— BEGIN Source material —

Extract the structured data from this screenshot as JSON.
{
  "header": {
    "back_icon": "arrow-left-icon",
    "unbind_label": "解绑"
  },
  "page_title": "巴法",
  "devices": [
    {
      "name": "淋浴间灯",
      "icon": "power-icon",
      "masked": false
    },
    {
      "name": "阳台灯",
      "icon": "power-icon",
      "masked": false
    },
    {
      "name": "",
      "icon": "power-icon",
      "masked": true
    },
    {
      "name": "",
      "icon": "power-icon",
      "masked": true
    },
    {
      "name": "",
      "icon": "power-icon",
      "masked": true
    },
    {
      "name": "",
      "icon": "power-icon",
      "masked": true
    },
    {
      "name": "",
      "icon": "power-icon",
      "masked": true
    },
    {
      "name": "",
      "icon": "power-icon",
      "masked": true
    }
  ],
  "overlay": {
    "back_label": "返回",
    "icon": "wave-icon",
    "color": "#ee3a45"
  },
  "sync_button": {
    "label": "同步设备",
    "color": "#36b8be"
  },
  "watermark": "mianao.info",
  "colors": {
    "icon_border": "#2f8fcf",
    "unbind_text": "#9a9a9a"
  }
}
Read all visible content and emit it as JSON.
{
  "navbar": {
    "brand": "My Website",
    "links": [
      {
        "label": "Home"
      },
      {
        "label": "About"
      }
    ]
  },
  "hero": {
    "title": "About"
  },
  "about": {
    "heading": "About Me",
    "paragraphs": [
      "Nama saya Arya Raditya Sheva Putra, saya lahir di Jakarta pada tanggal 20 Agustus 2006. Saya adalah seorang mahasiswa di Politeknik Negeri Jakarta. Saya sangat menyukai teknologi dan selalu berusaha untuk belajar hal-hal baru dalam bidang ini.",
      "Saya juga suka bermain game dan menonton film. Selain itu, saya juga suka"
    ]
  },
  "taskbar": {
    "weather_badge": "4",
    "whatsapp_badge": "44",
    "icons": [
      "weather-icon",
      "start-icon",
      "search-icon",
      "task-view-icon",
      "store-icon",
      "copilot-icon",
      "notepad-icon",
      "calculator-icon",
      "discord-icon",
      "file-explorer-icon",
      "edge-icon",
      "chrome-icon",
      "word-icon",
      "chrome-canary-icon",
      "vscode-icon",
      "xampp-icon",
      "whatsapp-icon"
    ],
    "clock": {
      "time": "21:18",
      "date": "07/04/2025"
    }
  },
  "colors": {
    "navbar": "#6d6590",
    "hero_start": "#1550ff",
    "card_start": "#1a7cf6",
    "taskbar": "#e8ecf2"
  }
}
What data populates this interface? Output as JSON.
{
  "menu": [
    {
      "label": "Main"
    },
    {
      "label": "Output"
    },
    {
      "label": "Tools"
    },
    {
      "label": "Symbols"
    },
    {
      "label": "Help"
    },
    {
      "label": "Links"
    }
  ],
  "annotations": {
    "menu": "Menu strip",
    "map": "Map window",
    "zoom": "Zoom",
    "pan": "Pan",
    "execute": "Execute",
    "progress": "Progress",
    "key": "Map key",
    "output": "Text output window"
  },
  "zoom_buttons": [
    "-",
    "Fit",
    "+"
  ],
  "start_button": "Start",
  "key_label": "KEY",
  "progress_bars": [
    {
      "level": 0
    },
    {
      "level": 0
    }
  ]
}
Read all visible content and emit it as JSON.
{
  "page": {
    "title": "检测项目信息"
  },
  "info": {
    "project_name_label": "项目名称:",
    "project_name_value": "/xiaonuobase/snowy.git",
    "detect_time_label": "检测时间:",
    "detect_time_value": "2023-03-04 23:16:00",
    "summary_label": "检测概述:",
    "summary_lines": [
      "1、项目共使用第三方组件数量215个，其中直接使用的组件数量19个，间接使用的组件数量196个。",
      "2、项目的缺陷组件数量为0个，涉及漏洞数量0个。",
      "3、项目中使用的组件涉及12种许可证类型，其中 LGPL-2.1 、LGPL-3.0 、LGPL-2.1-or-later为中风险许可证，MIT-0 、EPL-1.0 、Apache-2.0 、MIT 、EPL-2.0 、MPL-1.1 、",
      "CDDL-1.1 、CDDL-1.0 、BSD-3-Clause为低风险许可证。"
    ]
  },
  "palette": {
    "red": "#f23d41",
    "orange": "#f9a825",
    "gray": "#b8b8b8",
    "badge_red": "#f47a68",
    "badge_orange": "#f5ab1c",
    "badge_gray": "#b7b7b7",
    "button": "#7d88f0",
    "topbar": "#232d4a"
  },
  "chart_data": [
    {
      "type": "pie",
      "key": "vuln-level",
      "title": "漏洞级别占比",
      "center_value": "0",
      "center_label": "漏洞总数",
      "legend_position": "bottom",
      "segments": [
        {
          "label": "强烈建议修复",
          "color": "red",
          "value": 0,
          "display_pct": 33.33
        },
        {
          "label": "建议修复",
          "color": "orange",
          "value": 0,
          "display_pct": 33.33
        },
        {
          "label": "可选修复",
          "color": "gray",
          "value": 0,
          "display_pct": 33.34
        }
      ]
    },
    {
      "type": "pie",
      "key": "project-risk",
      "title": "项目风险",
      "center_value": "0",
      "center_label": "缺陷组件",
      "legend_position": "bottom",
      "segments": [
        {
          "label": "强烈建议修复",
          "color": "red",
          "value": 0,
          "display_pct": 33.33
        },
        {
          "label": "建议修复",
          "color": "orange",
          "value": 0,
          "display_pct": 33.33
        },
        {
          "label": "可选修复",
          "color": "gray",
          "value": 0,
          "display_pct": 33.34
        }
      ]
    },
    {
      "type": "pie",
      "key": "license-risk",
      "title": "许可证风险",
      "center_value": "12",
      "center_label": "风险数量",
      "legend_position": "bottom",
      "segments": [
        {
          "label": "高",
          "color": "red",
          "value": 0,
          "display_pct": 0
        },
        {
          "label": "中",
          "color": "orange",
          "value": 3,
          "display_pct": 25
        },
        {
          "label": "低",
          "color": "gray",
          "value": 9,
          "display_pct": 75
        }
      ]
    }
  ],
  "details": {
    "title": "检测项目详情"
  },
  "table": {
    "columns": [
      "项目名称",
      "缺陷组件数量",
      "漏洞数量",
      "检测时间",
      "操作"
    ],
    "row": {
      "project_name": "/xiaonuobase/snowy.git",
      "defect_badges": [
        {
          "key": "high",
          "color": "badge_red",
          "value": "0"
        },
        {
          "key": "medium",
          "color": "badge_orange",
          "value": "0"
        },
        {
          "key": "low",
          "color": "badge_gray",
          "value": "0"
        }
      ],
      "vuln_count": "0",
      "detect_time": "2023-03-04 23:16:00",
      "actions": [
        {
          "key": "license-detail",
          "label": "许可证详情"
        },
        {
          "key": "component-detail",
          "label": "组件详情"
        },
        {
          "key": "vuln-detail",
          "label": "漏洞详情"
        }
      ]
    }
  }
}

— END Source material —

Written exercise = Copy all the records above exactly, missing none.

Response =
Extract the structured data from this screenshot as JSON.
{
  "header": {
    "back_icon": "arrow-left-icon",
    "unbind_label": "解绑"
  },
  "page_title": "巴法",
  "devices": [
    {
      "name": "淋浴间灯",
      "icon": "power-icon",
      "masked": false
    },
    {
      "name": "阳台灯",
      "icon": "power-icon",
      "masked": false
    },
    {
      "name": "",
      "icon": "power-icon",
      "masked": true
    },
    {
      "name": "",
      "icon": "power-icon",
      "masked": true
    },
    {
      "name": "",
      "icon": "power-icon",
      "masked": true
    },
    {
      "name": "",
      "icon": "power-icon",
      "masked": true
    },
    {
      "name": "",
      "icon": "power-icon",
      "masked": true
    },
    {
      "name": "",
      "icon": "power-icon",
      "masked": true
    }
  ],
  "overlay": {
    "back_label": "返回",
    "icon": "wave-icon",
    "color": "#ee3a45"
  },
  "sync_button": {
    "label": "同步设备",
    "color": "#36b8be"
  },
  "watermark": "mianao.info",
  "colors": {
    "icon_border": "#2f8fcf",
    "unbind_text": "#9a9a9a"
  }
}
Read all visible content and emit it as JSON.
{
  "navbar": {
    "brand": "My Website",
    "links": [
      {
        "label": "Home"
      },
      {
        "label": "About"
      }
    ]
  },
  "hero": {
    "title": "About"
  },
  "about": {
    "heading": "About Me",
    "paragraphs": [
      "Nama saya Arya Raditya Sheva Putra, saya lahir di Jakarta pada tanggal 20 Agustus 2006. Saya adalah seorang mahasiswa di Politeknik Negeri Jakarta. Saya sangat menyukai teknologi dan selalu berusaha untuk belajar hal-hal baru dalam bidang ini.",
      "Saya juga suka bermain game dan menonton film. Selain itu, saya juga suka"
    ]
  },
  "taskbar": {
    "weather_badge": "4",
    "whatsapp_badge": "44",
    "icons": [
      "weather-icon",
      "start-icon",
      "search-icon",
      "task-view-icon",
      "store-icon",
      "copilot-icon",
      "notepad-icon",
      "calculator-icon",
      "discord-icon",
      "file-explorer-icon",
      "edge-icon",
      "chrome-icon",
      "word-icon",
      "chrome-canary-icon",
      "vscode-icon",
      "xampp-icon",
      "whatsapp-icon"
    ],
    "clock": {
      "time": "21:18",
      "date": "07/04/2025"
    }
  },
  "colors": {
    "navbar": "#6d6590",
    "hero_start": "#1550ff",
    "card_start": "#1a7cf6",
    "taskbar": "#e8ecf2"
  }
}
What data populates this interface? Output as JSON.
{
  "menu": [
    {
      "label": "Main"
    },
    {
      "label": "Output"
    },
    {
      "label": "Tools"
    },
    {
      "label": "Symbols"
    },
    {
      "label": "Help"
    },
    {
      "label": "Links"
    }
  ],
  "annotations": {
    "menu": "Menu strip",
    "map": "Map window",
    "zoom": "Zoom",
    "pan": "Pan",
    "execute": "Execute",
    "progress": "Progress",
    "key": "Map key",
    "output": "Text output window"
  },
  "zoom_buttons": [
    "-",
    "Fit",
    "+"
  ],
  "start_button": "Start",
  "key_label": "KEY",
  "progress_bars": [
    {
      "level": 0
    },
    {
      "level": 0
    }
  ]
}
Read all visible content and emit it as JSON.
{
  "page": {
    "title": "检测项目信息"
  },
  "info": {
    "project_name_label": "项目名称:",
    "project_name_value": "/xiaonuobase/snowy.git",
    "detect_time_label": "检测时间:",
    "detect_time_value": "2023-03-04 23:16:00",
    "summary_label": "检测概述:",
    "summary_lines": [
      "1、项目共使用第三方组件数量215个，其中直接使用的组件数量19个，间接使用的组件数量196个。",
      "2、项目的缺陷组件数量为0个，涉及漏洞数量0个。",
      "3、项目中使用的组件涉及12种许可证类型，其中 LGPL-2.1 、LGPL-3.0 、LGPL-2.1-or-later为中风险许可证，MIT-0 、EPL-1.0 、Apache-2.0 、MIT 、EPL-2.0 、MPL-1.1 、",
      "CDDL-1.1 、CDDL-1.0 、BSD-3-Clause为低风险许可证。"
    ]
  },
  "palette": {
    "red": "#f23d41",
    "orange": "#f9a825",
    "gray": "#b8b8b8",
    "badge_red": "#f47a68",
    "badge_orange": "#f5ab1c",
    "badge_gray": "#b7b7b7",
    "button": "#7d88f0",
    "topbar": "#232d4a"
  },
  "chart_data": [
    {
      "type": "pie",
      "key": "vuln-level",
      "title": "漏洞级别占比",
      "center_value": "0",
      "center_label": "漏洞总数",
      "legend_position": "bottom",
      "segments": [
        {
          "label": "强烈建议修复",
          "color": "red",
          "value": 0,
          "display_pct": 33.33
        },
        {
          "label": "建议修复",
          "color": "orange",
          "value": 0,
          "display_pct": 33.33
        },
        {
          "label": "可选修复",
          "color": "gray",
          "value": 0,
          "display_pct": 33.34
        }
      ]
    },
    {
      "type": "pie",
      "key": "project-risk",
      "title": "项目风险",
      "center_value": "0",
      "center_label": "缺陷组件",
      "legend_position": "bottom",
      "segments": [
        {
          "label": "强烈建议修复",
          "color": "red",
          "value": 0,
          "display_pct": 33.33
        },
        {
          "label": "建议修复",
          "color": "orange",
          "value": 0,
          "display_pct": 33.33
        },
        {
          "label": "可选修复",
          "color": "gray",
          "value": 0,
          "display_pct": 33.34
        }
      ]
    },
    {
      "type": "pie",
      "key": "license-risk",
      "title": "许可证风险",
      "center_value": "12",
      "center_label": "风险数量",
      "legend_position": "bottom",
      "segments": [
        {
          "label": "高",
          "color": "red",
          "value": 0,
          "display_pct": 0
        },
        {
          "label": "中",
          "color": "orange",
          "value": 3,
          "display_pct": 25
        },
        {
          "label": "低",
          "color": "gray",
          "value": 9,
          "display_pct": 75
        }
      ]
    }
  ],
  "details": {
    "title": "检测项目详情"
  },
  "table": {
    "columns": [
      "项目名称",
      "缺陷组件数量",
      "漏洞数量",
      "检测时间",
      "操作"
    ],
    "row": {
      "project_name": "/xiaonuobase/snowy.git",
      "defect_badges": [
        {
          "key": "high",
          "color": "badge_red",
          "value": "0"
        },
        {
          "key": "medium",
          "color": "badge_orange",
          "value": "0"
        },
        {
          "key": "low",
          "color": "badge_gray",
          "value": "0"
        }
      ],
      "vuln_count": "0",
      "detect_time": "2023-03-04 23:16:00",
      "actions": [
        {
          "key": "license-detail",
          "label": "许可证详情"
        },
        {
          "key": "component-detail",
          "label": "组件详情"
        },
        {
          "key": "vuln-detail",
          "label": "漏洞详情"
        }
      ]
    }
  }
}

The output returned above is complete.